What the task asks: Leave the pictures out and print every record below exactly as it stands.

Data extract:
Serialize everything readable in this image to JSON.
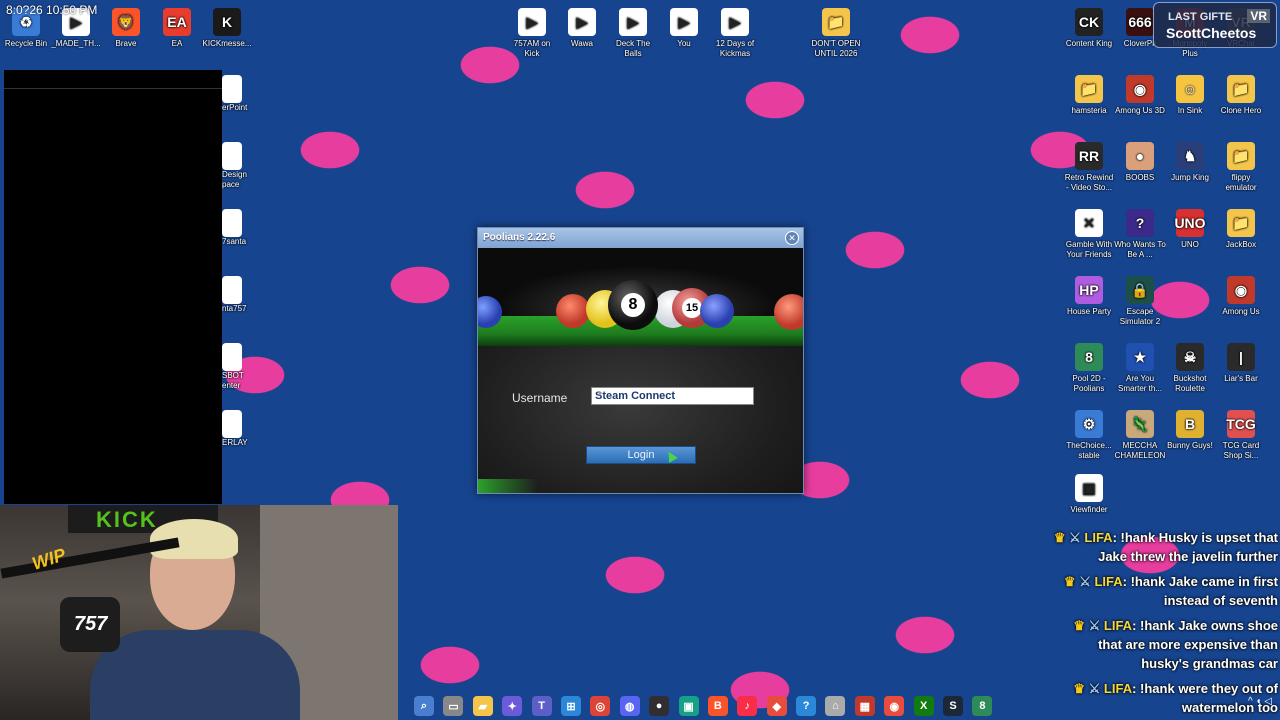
{
  "overlay": {
    "clock": "8:0?26 10:50 PM"
  },
  "desktop_left_icons": [
    {
      "label": "Recycle Bin",
      "glyph": "♻",
      "color": "#3a7bd5"
    },
    {
      "label": "_MADE_TH...",
      "glyph": "▶",
      "color": "#ffffff"
    },
    {
      "label": "Brave",
      "glyph": "🦁",
      "color": "#fb542b"
    },
    {
      "label": "EA",
      "glyph": "EA",
      "color": "#e83c2e"
    },
    {
      "label": "KICKmesse...",
      "glyph": "K",
      "color": "#1a1a1a"
    }
  ],
  "desktop_partial_icons": [
    {
      "label": "erPoint"
    },
    {
      "label": "Design pace"
    },
    {
      "label": "7santa"
    },
    {
      "label": "nta757"
    },
    {
      "label": "SBOT enter"
    },
    {
      "label": "ERLAY"
    }
  ],
  "desktop_center_icons": [
    {
      "label": "757AM on Kick",
      "glyph": "▶"
    },
    {
      "label": "Wawa",
      "glyph": "▶"
    },
    {
      "label": "Deck The Balls",
      "glyph": "▶"
    },
    {
      "label": "You",
      "glyph": "▶"
    },
    {
      "label": "12 Days of Kickmas",
      "glyph": "▶"
    },
    {
      "label": "DON'T OPEN UNTIL 2026",
      "glyph": "📁"
    }
  ],
  "desktop_right_icons": [
    {
      "label": "Content King",
      "glyph": "CK",
      "color": "#222222"
    },
    {
      "label": "CloverPit",
      "glyph": "666",
      "color": "#3a0f0f"
    },
    {
      "label": "Monopoly Plus",
      "glyph": "M",
      "color": "#c0392b"
    },
    {
      "label": "VRChat",
      "glyph": "VR",
      "color": "#555555"
    },
    {
      "label": "hamsteria",
      "glyph": "📁",
      "color": "#f3c54b"
    },
    {
      "label": "Among Us 3D",
      "glyph": "◉",
      "color": "#c0392b"
    },
    {
      "label": "In Sink",
      "glyph": "☺",
      "color": "#f5c542"
    },
    {
      "label": "Clone Hero",
      "glyph": "📁",
      "color": "#f3c54b"
    },
    {
      "label": "Retro Rewind - Video Sto...",
      "glyph": "RR",
      "color": "#2a2a2a"
    },
    {
      "label": "BOOBS",
      "glyph": "●",
      "color": "#d9a07b"
    },
    {
      "label": "Jump King",
      "glyph": "♞",
      "color": "#2a3f7a"
    },
    {
      "label": "flippy emulator",
      "glyph": "📁",
      "color": "#f3c54b"
    },
    {
      "label": "Gamble With Your Friends",
      "glyph": "✕",
      "color": "#ffffff"
    },
    {
      "label": "Who Wants To Be A ...",
      "glyph": "?",
      "color": "#3b2a8a"
    },
    {
      "label": "UNO",
      "glyph": "UNO",
      "color": "#d63031"
    },
    {
      "label": "JackBox",
      "glyph": "📁",
      "color": "#f3c54b"
    },
    {
      "label": "House Party",
      "glyph": "HP",
      "color": "#b05ce0"
    },
    {
      "label": "Escape Simulator 2",
      "glyph": "🔒",
      "color": "#1d4f4a"
    },
    {
      "label": "",
      "glyph": "",
      "color": "transparent"
    },
    {
      "label": "Among Us",
      "glyph": "◉",
      "color": "#c0392b"
    },
    {
      "label": "Pool 2D - Poolians",
      "glyph": "8",
      "color": "#2e8b57"
    },
    {
      "label": "Are You Smarter th...",
      "glyph": "★",
      "color": "#2050b0"
    },
    {
      "label": "Buckshot Roulette",
      "glyph": "☠",
      "color": "#2a2a2a"
    },
    {
      "label": "Liar's Bar",
      "glyph": "|",
      "color": "#2a2a2a"
    },
    {
      "label": "TheChoice... stable",
      "glyph": "⚙",
      "color": "#3a7bd5"
    },
    {
      "label": "MECCHA CHAMELEON",
      "glyph": "🦎",
      "color": "#c9a87a"
    },
    {
      "label": "Bunny Guys!",
      "glyph": "B",
      "color": "#e0b030"
    },
    {
      "label": "TCG Card Shop Si...",
      "glyph": "TCG",
      "color": "#e05050"
    },
    {
      "label": "Viewfinder",
      "glyph": "▣",
      "color": "#ffffff"
    }
  ],
  "notification": {
    "small": "LAST GIFTE",
    "big": "ScottCheetos",
    "badge": "VR"
  },
  "webcam": {
    "sign": "KICK",
    "mic_logo": "757",
    "brand": "WIP"
  },
  "chat": [
    {
      "user": "LIFA",
      "text": ": !hank Husky is upset that Jake threw the javelin further"
    },
    {
      "user": "LIFA",
      "text": ": !hank Jake came in first instead of seventh"
    },
    {
      "user": "LIFA",
      "text": ": !hank Jake owns shoe that are more expensive than husky's grandmas car"
    },
    {
      "user": "LIFA",
      "text": ": !hank were they out of watermelon too"
    }
  ],
  "taskbar_icons": [
    {
      "name": "search",
      "glyph": "⌕",
      "color": "#4a7fd0"
    },
    {
      "name": "task-view",
      "glyph": "▭",
      "color": "#888888"
    },
    {
      "name": "file-explorer",
      "glyph": "▰",
      "color": "#f3c54b"
    },
    {
      "name": "copilot",
      "glyph": "✦",
      "color": "#6b5bd8"
    },
    {
      "name": "teams",
      "glyph": "T",
      "color": "#5b5fc7"
    },
    {
      "name": "store",
      "glyph": "⊞",
      "color": "#2b88d8"
    },
    {
      "name": "chrome",
      "glyph": "◎",
      "color": "#db4437"
    },
    {
      "name": "discord",
      "glyph": "◍",
      "color": "#5865f2"
    },
    {
      "name": "obs",
      "glyph": "●",
      "color": "#302e31"
    },
    {
      "name": "app",
      "glyph": "▣",
      "color": "#16a085"
    },
    {
      "name": "brave",
      "glyph": "B",
      "color": "#fb542b"
    },
    {
      "name": "music",
      "glyph": "♪",
      "color": "#fa2d48"
    },
    {
      "name": "app2",
      "glyph": "◆",
      "color": "#e74c3c"
    },
    {
      "name": "help",
      "glyph": "?",
      "color": "#2b88d8"
    },
    {
      "name": "app3",
      "glyph": "⌂",
      "color": "#aaaaaa"
    },
    {
      "name": "app4",
      "glyph": "▦",
      "color": "#c0392b"
    },
    {
      "name": "app5",
      "glyph": "◉",
      "color": "#e74c3c"
    },
    {
      "name": "xbox",
      "glyph": "X",
      "color": "#107c10"
    },
    {
      "name": "steam",
      "glyph": "S",
      "color": "#1b2838"
    },
    {
      "name": "pool",
      "glyph": "8",
      "color": "#2e8b57"
    }
  ],
  "tray": {
    "text": "^  ◖ ◁"
  },
  "dialog": {
    "title": "Poolians 2.22.6",
    "username_label": "Username",
    "username_value": "Steam Connect",
    "login_label": "Login",
    "balls": [
      "8",
      "15"
    ]
  }
}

Solution to this task:
Serialize everything readable in this image to JSON.
{
  "overlay": {
    "clock": "8:0?26 10:50 PM"
  },
  "desktop_left_icons": [
    {
      "label": "Recycle Bin",
      "glyph": "♻",
      "color": "#3a7bd5"
    },
    {
      "label": "_MADE_TH...",
      "glyph": "▶",
      "color": "#ffffff"
    },
    {
      "label": "Brave",
      "glyph": "🦁",
      "color": "#fb542b"
    },
    {
      "label": "EA",
      "glyph": "EA",
      "color": "#e83c2e"
    },
    {
      "label": "KICKmesse...",
      "glyph": "K",
      "color": "#1a1a1a"
    }
  ],
  "desktop_partial_icons": [
    {
      "label": "erPoint"
    },
    {
      "label": "Design pace"
    },
    {
      "label": "7santa"
    },
    {
      "label": "nta757"
    },
    {
      "label": "SBOT enter"
    },
    {
      "label": "ERLAY"
    }
  ],
  "desktop_center_icons": [
    {
      "label": "757AM on Kick",
      "glyph": "▶"
    },
    {
      "label": "Wawa",
      "glyph": "▶"
    },
    {
      "label": "Deck The Balls",
      "glyph": "▶"
    },
    {
      "label": "You",
      "glyph": "▶"
    },
    {
      "label": "12 Days of Kickmas",
      "glyph": "▶"
    },
    {
      "label": "DON'T OPEN UNTIL 2026",
      "glyph": "📁"
    }
  ],
  "desktop_right_icons": [
    {
      "label": "Content King",
      "glyph": "CK",
      "color": "#222222"
    },
    {
      "label": "CloverPit",
      "glyph": "666",
      "color": "#3a0f0f"
    },
    {
      "label": "Monopoly Plus",
      "glyph": "M",
      "color": "#c0392b"
    },
    {
      "label": "VRChat",
      "glyph": "VR",
      "color": "#555555"
    },
    {
      "label": "hamsteria",
      "glyph": "📁",
      "color": "#f3c54b"
    },
    {
      "label": "Among Us 3D",
      "glyph": "◉",
      "color": "#c0392b"
    },
    {
      "label": "In Sink",
      "glyph": "☺",
      "color": "#f5c542"
    },
    {
      "label": "Clone Hero",
      "glyph": "📁",
      "color": "#f3c54b"
    },
    {
      "label": "Retro Rewind - Video Sto...",
      "glyph": "RR",
      "color": "#2a2a2a"
    },
    {
      "label": "BOOBS",
      "glyph": "●",
      "color": "#d9a07b"
    },
    {
      "label": "Jump King",
      "glyph": "♞",
      "color": "#2a3f7a"
    },
    {
      "label": "flippy emulator",
      "glyph": "📁",
      "color": "#f3c54b"
    },
    {
      "label": "Gamble With Your Friends",
      "glyph": "✕",
      "color": "#ffffff"
    },
    {
      "label": "Who Wants To Be A ...",
      "glyph": "?",
      "color": "#3b2a8a"
    },
    {
      "label": "UNO",
      "glyph": "UNO",
      "color": "#d63031"
    },
    {
      "label": "JackBox",
      "glyph": "📁",
      "color": "#f3c54b"
    },
    {
      "label": "House Party",
      "glyph": "HP",
      "color": "#b05ce0"
    },
    {
      "label": "Escape Simulator 2",
      "glyph": "🔒",
      "color": "#1d4f4a"
    },
    {
      "label": "",
      "glyph": "",
      "color": "transparent"
    },
    {
      "label": "Among Us",
      "glyph": "◉",
      "color": "#c0392b"
    },
    {
      "label": "Pool 2D - Poolians",
      "glyph": "8",
      "color": "#2e8b57"
    },
    {
      "label": "Are You Smarter th...",
      "glyph": "★",
      "color": "#2050b0"
    },
    {
      "label": "Buckshot Roulette",
      "glyph": "☠",
      "color": "#2a2a2a"
    },
    {
      "label": "Liar's Bar",
      "glyph": "|",
      "color": "#2a2a2a"
    },
    {
      "label": "TheChoice... stable",
      "glyph": "⚙",
      "color": "#3a7bd5"
    },
    {
      "label": "MECCHA CHAMELEON",
      "glyph": "🦎",
      "color": "#c9a87a"
    },
    {
      "label": "Bunny Guys!",
      "glyph": "B",
      "color": "#e0b030"
    },
    {
      "label": "TCG Card Shop Si...",
      "glyph": "TCG",
      "color": "#e05050"
    },
    {
      "label": "Viewfinder",
      "glyph": "▣",
      "color": "#ffffff"
    }
  ],
  "notification": {
    "small": "LAST GIFTE",
    "big": "ScottCheetos",
    "badge": "VR"
  },
  "webcam": {
    "sign": "KICK",
    "mic_logo": "757",
    "brand": "WIP"
  },
  "chat": [
    {
      "user": "LIFA",
      "text": ": !hank Husky is upset that Jake threw the javelin further"
    },
    {
      "user": "LIFA",
      "text": ": !hank Jake came in first instead of seventh"
    },
    {
      "user": "LIFA",
      "text": ": !hank Jake owns shoe that are more expensive than husky's grandmas car"
    },
    {
      "user": "LIFA",
      "text": ": !hank were they out of watermelon too"
    }
  ],
  "taskbar_icons": [
    {
      "name": "search",
      "glyph": "⌕",
      "color": "#4a7fd0"
    },
    {
      "name": "task-view",
      "glyph": "▭",
      "color": "#888888"
    },
    {
      "name": "file-explorer",
      "glyph": "▰",
      "color": "#f3c54b"
    },
    {
      "name": "copilot",
      "glyph": "✦",
      "color": "#6b5bd8"
    },
    {
      "name": "teams",
      "glyph": "T",
      "color": "#5b5fc7"
    },
    {
      "name": "store",
      "glyph": "⊞",
      "color": "#2b88d8"
    },
    {
      "name": "chrome",
      "glyph": "◎",
      "color": "#db4437"
    },
    {
      "name": "discord",
      "glyph": "◍",
      "color": "#5865f2"
    },
    {
      "name": "obs",
      "glyph": "●",
      "color": "#302e31"
    },
    {
      "name": "app",
      "glyph": "▣",
      "color": "#16a085"
    },
    {
      "name": "brave",
      "glyph": "B",
      "color": "#fb542b"
    },
    {
      "name": "music",
      "glyph": "♪",
      "color": "#fa2d48"
    },
    {
      "name": "app2",
      "glyph": "◆",
      "color": "#e74c3c"
    },
    {
      "name": "help",
      "glyph": "?",
      "color": "#2b88d8"
    },
    {
      "name": "app3",
      "glyph": "⌂",
      "color": "#aaaaaa"
    },
    {
      "name": "app4",
      "glyph": "▦",
      "color": "#c0392b"
    },
    {
      "name": "app5",
      "glyph": "◉",
      "color": "#e74c3c"
    },
    {
      "name": "xbox",
      "glyph": "X",
      "color": "#107c10"
    },
    {
      "name": "steam",
      "glyph": "S",
      "color": "#1b2838"
    },
    {
      "name": "pool",
      "glyph": "8",
      "color": "#2e8b57"
    }
  ],
  "tray": {
    "text": "^  ◖ ◁"
  },
  "dialog": {
    "title": "Poolians 2.22.6",
    "username_label": "Username",
    "username_value": "Steam Connect",
    "login_label": "Login",
    "balls": [
      "8",
      "15"
    ]
  }
}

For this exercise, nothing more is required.